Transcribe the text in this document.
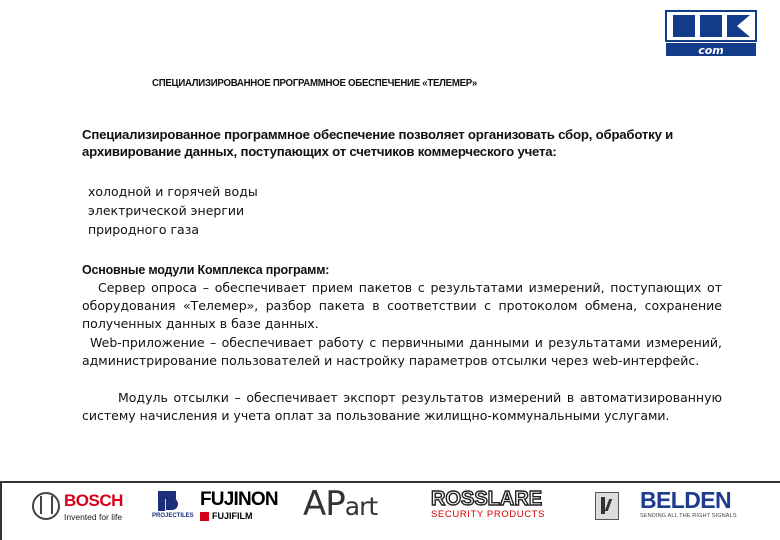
com
СПЕЦИАЛИЗИРОВАННОЕ ПРОГРАММНОЕ ОБЕСПЕЧЕНИЕ «ТЕЛЕМЕР»
Специализированное программное обеспечение позволяет организовать сбор, обработку и архивирование данных, поступающих от счетчиков коммерческого учета:
холодной и горячей воды
электрической энергии
природного газа
Основные модули Комплекса программ:
Сервер опроса – обеспечивает прием пакетов с результатами измерений, поступающих от оборудования «Телемер», разбор пакета в соответствии с протоколом обмена, сохранение полученных данных в базе данных.
Web-приложение – обеспечивает работу с первичными данными и результатами измерений, администрирование пользователей и настройку параметров отсылки через web-интерфейс.
Модуль отсылки – обеспечивает экспорт результатов измерений в автоматизированную систему начисления и учета оплат за пользование жилищно-коммунальными услугами.
BOSCH
Invented for life	PROJECTILES
FUJINON
FUJIFILM APart	ROSSLARE
SECURITY PRODUCTS
BELDEN
SENDING ALL THE RIGHT SIGNALS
------------------------------------------------------------
GIVEN TASK: Reproduce each record above by retyping it exactly; omit all images.

ANSWER TO THE EXERCISE:
Transcribe the text in this document.
com
СПЕЦИАЛИЗИРОВАННОЕ ПРОГРАММНОЕ ОБЕСПЕЧЕНИЕ «ТЕЛЕМЕР»
Специализированное программное обеспечение позволяет организовать сбор, обработку и архивирование данных, поступающих от счетчиков коммерческого учета:
холодной и горячей воды
электрической энергии
природного газа
Основные модули Комплекса программ:
Сервер опроса – обеспечивает прием пакетов с результатами измерений, поступающих от оборудования «Телемер», разбор пакета в соответствии с протоколом обмена, сохранение полученных данных в базе данных.
Web-приложение – обеспечивает работу с первичными данными и результатами измерений, администрирование пользователей и настройку параметров отсылки через web-интерфейс.
Модуль отсылки – обеспечивает экспорт результатов измерений в автоматизированную систему начисления и учета оплат за пользование жилищно-коммунальными услугами.
BOSCH
Invented for life	PROJECTILES
FUJINON
FUJIFILM APart	ROSSLARE
SECURITY PRODUCTS
BELDEN
SENDING ALL THE RIGHT SIGNALS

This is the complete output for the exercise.